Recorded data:
---+---

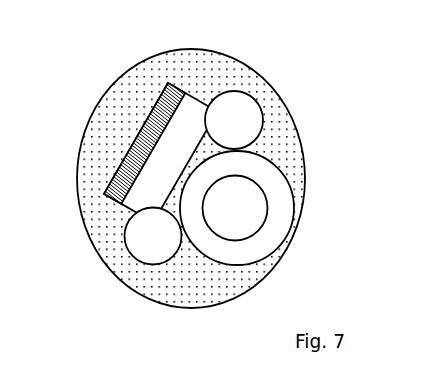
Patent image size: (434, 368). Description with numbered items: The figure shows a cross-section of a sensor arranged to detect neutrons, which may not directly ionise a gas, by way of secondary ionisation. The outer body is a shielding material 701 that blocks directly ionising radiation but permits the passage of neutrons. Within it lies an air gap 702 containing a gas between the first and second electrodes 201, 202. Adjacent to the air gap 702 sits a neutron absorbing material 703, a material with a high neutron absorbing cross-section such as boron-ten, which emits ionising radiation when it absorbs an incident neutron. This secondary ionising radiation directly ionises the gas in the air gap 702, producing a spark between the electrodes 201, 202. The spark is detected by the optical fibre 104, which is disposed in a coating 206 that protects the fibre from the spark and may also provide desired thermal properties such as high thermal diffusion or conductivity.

The shielding material 701 is at (142, 82).
The air gap 702 is at (132, 146).
The neutron absorbing material 703 is at (187, 118).
The first electrode 201 is at (252, 92).
The second electrode 202 is at (127, 229).
The optical fibre 104 is at (270, 203).
The coating 206 is at (282, 240).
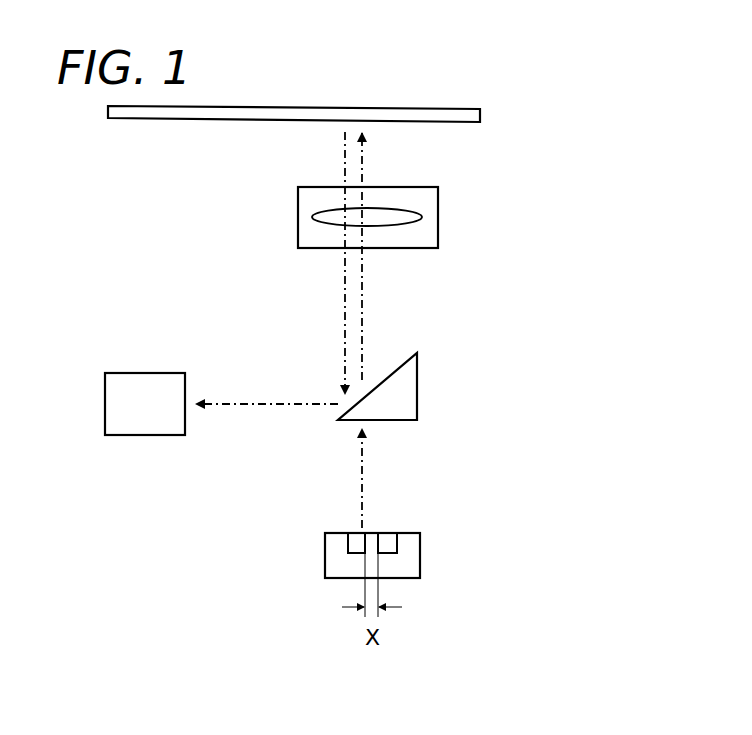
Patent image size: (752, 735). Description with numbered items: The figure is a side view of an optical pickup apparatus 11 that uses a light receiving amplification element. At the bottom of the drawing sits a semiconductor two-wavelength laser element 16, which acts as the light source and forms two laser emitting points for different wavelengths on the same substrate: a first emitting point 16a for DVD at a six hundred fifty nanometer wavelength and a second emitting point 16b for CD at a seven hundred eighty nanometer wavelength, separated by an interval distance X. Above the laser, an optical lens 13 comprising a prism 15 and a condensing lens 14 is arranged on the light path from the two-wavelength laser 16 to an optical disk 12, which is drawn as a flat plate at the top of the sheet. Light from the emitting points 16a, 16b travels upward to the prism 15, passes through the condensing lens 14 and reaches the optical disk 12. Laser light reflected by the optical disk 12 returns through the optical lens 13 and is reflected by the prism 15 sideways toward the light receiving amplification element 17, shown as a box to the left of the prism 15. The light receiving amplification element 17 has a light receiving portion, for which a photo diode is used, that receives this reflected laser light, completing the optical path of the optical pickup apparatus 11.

The optical pickup apparatus 11 is at (541, 75).
The optical disk 12 is at (434, 118).
The optical lens 13 is at (430, 200).
The condensing lens 14 is at (328, 218).
The prism 15 is at (408, 404).
The semiconductor two-wavelength laser element 16 is at (407, 570).
The first emitting point 16a is at (350, 546).
The second emitting point 16b is at (394, 546).
The light receiving amplification element 17 is at (128, 423).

---+---

WHAT TO WORK ON. Please lay out all the entries above as a two-column CSV with the header columns "description" and "locations", one row per entry, putting each entry's text and its answer in single quoted fields with line breaks replaced by spaces. Leave the pictures out.

SOLUTION TO THIS TASK.
description,locations
"Patent image size: (434, 368). Description with numbered items: The figure shows a cross-section of a sensor arranged to detect neutrons, which may not directly ionise a gas, by way of secondary ionisation. The outer body is a shielding material 701 that blocks directly ionising radiation but permits the passage of neutrons. Within it lies an air gap 702 containing a gas between the first and second electrodes 201, 202. Adjacent to the air gap 702 sits a neutron absorbing material 703, a material with a high neutron absorbing cross-section such as boron-ten, which emits ionising radiation when it absorbs an incident neutron. This secondary ionising radiation directly ionises the gas in the air gap 702, producing a spark between the electrodes 201, 202. The spark is detected by the optical fibre 104, which is disposed in a coating 206 that protects the fibre from the spark and may also provide desired thermal properties such as high thermal diffusion or conductivity.","The shielding material 701 is at (142, 82). The air gap 702 is at (132, 146). The neutron absorbing material 703 is at (187, 118). The first electrode 201 is at (252, 92). The second electrode 202 is at (127, 229). The optical fibre 104 is at (270, 203). The coating 206 is at (282, 240)."
"Patent image size: (752, 735). Description with numbered items: The figure is a side view of an optical pickup apparatus 11 that uses a light receiving amplification element. At the bottom of the drawing sits a semiconductor two-wavelength laser element 16, which acts as the light source and forms two laser emitting points for different wavelengths on the same substrate: a first emitting point 16a for DVD at a six hundred fifty nanometer wavelength and a second emitting point 16b for CD at a seven hundred eighty nanometer wavelength, separated by an interval distance X. Above the laser, an optical lens 13 comprising a prism 15 and a condensing lens 14 is arranged on the light path from the two-wavelength laser 16 to an optical disk 12, which is drawn as a flat plate at the top of the sheet. Light from the emitting points 16a, 16b travels upward to the prism 15, passes through the condensing lens 14 and reaches the optical disk 12. Laser light reflected by the optical disk 12 returns through the optical lens 13 and is reflected by the prism 15 sideways toward the light receiving amplification element 17, shown as a box to the left of the prism 15. The light receiving amplification element 17 has a light receiving portion, for which a photo diode is used, that receives this reflected laser light, completing the optical path of the optical pickup apparatus 11.","The optical pickup apparatus 11 is at (541, 75). The optical disk 12 is at (434, 118). The optical lens 13 is at (430, 200). The condensing lens 14 is at (328, 218). The prism 15 is at (408, 404). The semiconductor two-wavelength laser element 16 is at (407, 570). The first emitting point 16a is at (350, 546). The second emitting point 16b is at (394, 546). The light receiving amplification element 17 is at (128, 423)."